• Exercise aim
Pull out every line containing the string "苏州市南环桥农副产品批发市场".

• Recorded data
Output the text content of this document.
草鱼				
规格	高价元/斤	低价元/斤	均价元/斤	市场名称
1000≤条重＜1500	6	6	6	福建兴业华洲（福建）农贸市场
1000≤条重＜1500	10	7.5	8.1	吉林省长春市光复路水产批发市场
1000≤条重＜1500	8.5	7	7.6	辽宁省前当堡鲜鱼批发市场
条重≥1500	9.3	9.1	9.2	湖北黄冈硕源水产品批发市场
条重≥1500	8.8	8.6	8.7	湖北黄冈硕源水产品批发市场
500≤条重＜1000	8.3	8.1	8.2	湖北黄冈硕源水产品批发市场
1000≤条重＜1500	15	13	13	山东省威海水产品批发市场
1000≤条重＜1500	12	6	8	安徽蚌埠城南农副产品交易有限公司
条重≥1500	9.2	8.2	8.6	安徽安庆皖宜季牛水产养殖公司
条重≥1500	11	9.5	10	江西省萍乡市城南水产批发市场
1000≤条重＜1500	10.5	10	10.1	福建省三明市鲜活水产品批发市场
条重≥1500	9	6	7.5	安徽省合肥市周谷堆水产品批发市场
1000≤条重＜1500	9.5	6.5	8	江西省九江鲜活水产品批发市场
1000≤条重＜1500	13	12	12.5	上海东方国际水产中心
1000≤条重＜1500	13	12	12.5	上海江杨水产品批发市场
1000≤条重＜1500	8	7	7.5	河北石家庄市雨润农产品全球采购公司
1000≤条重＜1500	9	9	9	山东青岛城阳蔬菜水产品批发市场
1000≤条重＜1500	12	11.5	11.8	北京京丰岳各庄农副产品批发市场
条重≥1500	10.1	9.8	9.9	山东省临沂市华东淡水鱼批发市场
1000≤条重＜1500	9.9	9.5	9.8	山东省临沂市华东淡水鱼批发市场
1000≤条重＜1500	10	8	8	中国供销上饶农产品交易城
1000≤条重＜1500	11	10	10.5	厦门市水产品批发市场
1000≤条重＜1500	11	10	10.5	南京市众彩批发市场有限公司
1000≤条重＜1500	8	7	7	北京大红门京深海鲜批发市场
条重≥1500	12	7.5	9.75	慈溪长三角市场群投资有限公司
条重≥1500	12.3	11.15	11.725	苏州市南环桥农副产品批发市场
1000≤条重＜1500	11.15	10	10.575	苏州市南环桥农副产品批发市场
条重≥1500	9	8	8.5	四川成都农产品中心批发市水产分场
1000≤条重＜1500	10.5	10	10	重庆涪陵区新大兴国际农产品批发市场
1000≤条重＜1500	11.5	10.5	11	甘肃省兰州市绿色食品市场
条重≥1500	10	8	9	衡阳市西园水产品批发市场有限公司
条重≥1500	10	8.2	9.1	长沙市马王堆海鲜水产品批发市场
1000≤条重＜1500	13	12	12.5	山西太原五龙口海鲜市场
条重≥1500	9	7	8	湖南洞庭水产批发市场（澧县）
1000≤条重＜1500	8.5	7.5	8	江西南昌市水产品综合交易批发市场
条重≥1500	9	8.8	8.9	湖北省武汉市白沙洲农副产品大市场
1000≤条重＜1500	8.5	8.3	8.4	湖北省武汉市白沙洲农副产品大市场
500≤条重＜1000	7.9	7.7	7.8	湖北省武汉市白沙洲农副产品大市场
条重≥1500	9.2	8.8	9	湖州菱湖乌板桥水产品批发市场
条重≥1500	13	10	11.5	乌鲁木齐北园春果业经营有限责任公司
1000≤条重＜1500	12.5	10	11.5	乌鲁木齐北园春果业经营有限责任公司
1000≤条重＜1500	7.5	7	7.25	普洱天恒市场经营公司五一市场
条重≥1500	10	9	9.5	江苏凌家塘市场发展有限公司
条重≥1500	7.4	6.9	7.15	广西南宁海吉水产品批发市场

• Task response
条重≥1500	12.3	11.15	11.725	苏州市南环桥农副产品批发市场
1000≤条重＜1500	11.15	10	10.575	苏州市南环桥农副产品批发市场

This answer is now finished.